━━ Data

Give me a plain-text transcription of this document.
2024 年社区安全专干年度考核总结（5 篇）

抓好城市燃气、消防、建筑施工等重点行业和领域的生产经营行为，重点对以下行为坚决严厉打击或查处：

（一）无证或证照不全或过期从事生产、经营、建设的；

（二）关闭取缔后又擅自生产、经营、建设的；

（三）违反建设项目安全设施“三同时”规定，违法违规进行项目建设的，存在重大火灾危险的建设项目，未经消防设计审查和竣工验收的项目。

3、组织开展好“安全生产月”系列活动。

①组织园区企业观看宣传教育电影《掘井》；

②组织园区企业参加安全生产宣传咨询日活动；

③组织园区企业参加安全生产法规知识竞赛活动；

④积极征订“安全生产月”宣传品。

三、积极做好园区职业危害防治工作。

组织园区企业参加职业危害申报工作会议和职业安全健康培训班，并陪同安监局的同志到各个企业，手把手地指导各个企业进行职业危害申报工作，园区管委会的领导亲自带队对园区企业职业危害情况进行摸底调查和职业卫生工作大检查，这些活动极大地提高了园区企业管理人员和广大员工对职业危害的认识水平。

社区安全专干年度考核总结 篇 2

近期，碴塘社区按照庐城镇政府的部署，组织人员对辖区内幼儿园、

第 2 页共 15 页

━━━━

Transcribe the entire listing above precisely.

Give me a plain-text transcription of this document.
2024 年社区安全专干年度考核总结（5 篇）

抓好城市燃气、消防、建筑施工等重点行业和领域的生产经营行为，重点对以下行为坚决严厉打击或查处：

（一）无证或证照不全或过期从事生产、经营、建设的；

（二）关闭取缔后又擅自生产、经营、建设的；

（三）违反建设项目安全设施“三同时”规定，违法违规进行项目建设的，存在重大火灾危险的建设项目，未经消防设计审查和竣工验收的项目。

3、组织开展好“安全生产月”系列活动。

①组织园区企业观看宣传教育电影《掘井》；

②组织园区企业参加安全生产宣传咨询日活动；

③组织园区企业参加安全生产法规知识竞赛活动；

④积极征订“安全生产月”宣传品。

三、积极做好园区职业危害防治工作。

组织园区企业参加职业危害申报工作会议和职业安全健康培训班，并陪同安监局的同志到各个企业，手把手地指导各个企业进行职业危害申报工作，园区管委会的领导亲自带队对园区企业职业危害情况进行摸底调查和职业卫生工作大检查，这些活动极大地提高了园区企业管理人员和广大员工对职业危害的认识水平。

社区安全专干年度考核总结 篇 2

近期，碴塘社区按照庐城镇政府的部署，组织人员对辖区内幼儿园、

第 2 页共 15 页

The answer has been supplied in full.